> The request
For the data below, work out how many lines include the string "etária" and report only the number.

> Working data
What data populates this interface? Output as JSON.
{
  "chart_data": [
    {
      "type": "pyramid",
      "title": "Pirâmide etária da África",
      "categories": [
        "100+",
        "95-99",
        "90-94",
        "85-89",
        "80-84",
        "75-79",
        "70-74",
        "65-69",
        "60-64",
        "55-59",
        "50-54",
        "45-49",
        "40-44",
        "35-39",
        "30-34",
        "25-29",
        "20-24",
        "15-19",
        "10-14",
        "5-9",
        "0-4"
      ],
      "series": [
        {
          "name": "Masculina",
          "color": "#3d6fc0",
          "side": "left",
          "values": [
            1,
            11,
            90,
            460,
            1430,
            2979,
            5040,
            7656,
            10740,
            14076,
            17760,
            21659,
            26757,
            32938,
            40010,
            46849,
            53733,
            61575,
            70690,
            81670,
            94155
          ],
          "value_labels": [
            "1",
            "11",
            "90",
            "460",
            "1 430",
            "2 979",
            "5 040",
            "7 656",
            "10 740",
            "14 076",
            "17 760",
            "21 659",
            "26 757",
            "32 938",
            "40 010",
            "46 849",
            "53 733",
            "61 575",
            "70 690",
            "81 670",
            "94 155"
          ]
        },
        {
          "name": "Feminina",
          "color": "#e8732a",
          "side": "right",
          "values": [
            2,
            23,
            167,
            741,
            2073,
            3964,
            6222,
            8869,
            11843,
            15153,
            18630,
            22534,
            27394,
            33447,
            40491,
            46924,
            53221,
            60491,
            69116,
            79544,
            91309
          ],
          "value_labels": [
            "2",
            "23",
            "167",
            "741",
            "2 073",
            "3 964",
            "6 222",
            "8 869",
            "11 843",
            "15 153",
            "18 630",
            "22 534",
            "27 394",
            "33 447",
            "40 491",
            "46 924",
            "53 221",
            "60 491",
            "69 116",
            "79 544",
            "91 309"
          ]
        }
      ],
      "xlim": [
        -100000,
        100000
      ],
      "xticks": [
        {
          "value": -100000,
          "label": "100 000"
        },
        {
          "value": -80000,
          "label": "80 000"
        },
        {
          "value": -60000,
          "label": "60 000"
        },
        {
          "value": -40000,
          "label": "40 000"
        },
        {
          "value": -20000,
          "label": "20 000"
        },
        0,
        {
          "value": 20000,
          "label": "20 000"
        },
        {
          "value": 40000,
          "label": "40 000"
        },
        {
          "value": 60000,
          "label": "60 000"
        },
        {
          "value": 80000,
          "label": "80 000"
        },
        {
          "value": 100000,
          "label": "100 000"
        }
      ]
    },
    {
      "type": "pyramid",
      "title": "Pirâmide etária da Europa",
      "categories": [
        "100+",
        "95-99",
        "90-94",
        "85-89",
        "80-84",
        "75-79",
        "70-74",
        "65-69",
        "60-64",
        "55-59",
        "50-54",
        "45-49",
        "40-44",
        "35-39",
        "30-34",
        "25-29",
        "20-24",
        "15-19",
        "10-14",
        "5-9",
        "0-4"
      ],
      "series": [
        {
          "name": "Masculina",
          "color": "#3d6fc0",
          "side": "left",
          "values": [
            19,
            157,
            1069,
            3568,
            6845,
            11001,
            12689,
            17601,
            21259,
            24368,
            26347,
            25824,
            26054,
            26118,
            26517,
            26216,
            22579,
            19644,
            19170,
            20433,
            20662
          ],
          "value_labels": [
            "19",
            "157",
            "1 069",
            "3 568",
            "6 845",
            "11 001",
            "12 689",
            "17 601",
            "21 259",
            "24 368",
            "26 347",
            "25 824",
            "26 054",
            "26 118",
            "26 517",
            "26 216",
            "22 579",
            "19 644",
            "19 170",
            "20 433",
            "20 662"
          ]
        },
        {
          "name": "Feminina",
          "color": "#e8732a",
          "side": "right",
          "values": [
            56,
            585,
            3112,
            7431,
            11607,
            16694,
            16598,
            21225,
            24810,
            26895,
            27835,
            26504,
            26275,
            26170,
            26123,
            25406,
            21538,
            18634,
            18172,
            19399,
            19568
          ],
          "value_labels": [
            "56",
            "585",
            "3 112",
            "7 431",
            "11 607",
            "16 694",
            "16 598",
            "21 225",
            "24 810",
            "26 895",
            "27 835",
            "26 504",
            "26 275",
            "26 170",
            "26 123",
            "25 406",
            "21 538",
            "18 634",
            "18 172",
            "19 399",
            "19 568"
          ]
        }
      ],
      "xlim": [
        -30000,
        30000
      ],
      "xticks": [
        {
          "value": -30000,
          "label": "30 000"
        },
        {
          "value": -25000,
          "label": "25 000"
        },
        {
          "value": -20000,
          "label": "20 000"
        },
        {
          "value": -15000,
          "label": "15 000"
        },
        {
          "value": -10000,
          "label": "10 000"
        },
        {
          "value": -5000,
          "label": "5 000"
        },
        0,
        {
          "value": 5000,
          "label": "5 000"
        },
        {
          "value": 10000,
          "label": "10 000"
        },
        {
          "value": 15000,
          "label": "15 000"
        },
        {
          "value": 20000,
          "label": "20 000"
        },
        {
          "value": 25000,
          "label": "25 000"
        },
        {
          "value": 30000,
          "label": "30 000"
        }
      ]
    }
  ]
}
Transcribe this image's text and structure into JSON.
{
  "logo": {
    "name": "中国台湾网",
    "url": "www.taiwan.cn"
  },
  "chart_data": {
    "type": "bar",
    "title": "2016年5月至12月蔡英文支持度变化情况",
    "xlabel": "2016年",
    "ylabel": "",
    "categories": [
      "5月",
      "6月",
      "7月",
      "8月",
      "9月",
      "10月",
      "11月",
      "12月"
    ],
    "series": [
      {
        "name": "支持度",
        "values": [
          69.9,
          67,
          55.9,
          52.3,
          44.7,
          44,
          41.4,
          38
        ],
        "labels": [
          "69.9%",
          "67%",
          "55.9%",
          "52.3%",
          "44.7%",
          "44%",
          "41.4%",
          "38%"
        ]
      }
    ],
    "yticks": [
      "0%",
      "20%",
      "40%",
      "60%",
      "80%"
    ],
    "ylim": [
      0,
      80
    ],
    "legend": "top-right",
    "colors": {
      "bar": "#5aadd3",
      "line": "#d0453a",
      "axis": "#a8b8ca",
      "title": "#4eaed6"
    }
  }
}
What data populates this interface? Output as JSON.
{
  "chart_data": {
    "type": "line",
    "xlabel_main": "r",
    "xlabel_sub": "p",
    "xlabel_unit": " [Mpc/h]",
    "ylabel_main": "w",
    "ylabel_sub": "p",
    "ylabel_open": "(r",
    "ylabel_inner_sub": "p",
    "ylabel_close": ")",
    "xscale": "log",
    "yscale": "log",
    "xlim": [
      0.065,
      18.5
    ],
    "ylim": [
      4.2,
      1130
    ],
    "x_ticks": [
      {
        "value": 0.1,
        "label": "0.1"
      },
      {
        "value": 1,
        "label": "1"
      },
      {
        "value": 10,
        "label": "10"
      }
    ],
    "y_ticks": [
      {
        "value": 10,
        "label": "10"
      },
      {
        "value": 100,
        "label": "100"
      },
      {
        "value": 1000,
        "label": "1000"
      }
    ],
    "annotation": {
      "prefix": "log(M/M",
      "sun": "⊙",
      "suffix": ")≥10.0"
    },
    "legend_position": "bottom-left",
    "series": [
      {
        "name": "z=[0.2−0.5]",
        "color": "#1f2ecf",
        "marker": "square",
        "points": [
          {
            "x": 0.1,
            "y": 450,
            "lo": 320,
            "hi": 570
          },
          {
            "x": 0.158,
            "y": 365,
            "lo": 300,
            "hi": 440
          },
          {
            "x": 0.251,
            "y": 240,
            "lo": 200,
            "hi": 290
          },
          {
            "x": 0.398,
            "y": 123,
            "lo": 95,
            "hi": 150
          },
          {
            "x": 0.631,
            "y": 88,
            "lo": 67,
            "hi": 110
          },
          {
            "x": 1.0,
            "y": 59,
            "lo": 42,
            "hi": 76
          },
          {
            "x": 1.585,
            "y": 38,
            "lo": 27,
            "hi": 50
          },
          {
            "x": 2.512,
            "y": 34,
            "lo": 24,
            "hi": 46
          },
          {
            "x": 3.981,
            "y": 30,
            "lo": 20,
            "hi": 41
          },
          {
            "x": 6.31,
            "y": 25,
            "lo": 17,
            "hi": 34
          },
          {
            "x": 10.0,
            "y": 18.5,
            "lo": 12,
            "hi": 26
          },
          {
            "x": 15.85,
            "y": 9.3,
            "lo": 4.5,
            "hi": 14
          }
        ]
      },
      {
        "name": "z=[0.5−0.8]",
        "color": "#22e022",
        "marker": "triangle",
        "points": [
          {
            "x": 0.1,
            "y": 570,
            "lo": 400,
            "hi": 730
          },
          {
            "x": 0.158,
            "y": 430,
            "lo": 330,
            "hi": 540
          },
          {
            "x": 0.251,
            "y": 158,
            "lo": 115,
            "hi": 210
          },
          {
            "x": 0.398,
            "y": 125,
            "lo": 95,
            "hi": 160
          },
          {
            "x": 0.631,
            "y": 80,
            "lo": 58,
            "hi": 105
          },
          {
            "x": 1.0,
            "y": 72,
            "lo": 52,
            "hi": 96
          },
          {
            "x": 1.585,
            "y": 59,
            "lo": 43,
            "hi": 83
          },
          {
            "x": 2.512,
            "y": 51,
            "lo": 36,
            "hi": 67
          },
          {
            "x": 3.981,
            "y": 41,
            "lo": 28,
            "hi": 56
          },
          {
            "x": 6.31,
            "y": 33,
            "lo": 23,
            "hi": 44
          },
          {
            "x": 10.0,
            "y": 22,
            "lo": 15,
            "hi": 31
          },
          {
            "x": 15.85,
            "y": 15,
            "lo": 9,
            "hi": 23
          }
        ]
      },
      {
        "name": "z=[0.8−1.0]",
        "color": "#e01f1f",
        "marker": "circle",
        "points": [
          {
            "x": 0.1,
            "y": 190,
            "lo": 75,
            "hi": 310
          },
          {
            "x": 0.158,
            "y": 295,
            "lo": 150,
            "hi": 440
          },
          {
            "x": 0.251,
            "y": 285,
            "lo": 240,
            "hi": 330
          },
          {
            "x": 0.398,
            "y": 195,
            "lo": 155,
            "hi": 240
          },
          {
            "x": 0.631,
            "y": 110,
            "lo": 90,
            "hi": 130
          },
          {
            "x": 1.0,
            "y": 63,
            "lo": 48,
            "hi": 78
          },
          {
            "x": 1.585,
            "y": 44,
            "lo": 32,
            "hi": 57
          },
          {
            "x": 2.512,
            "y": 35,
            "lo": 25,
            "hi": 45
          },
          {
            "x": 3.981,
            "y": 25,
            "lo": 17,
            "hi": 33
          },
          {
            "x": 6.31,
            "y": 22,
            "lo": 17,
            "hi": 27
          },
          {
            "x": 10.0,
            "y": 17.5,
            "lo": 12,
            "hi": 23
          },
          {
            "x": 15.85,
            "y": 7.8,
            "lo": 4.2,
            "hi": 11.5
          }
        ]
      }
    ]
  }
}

> Answer to the problem
2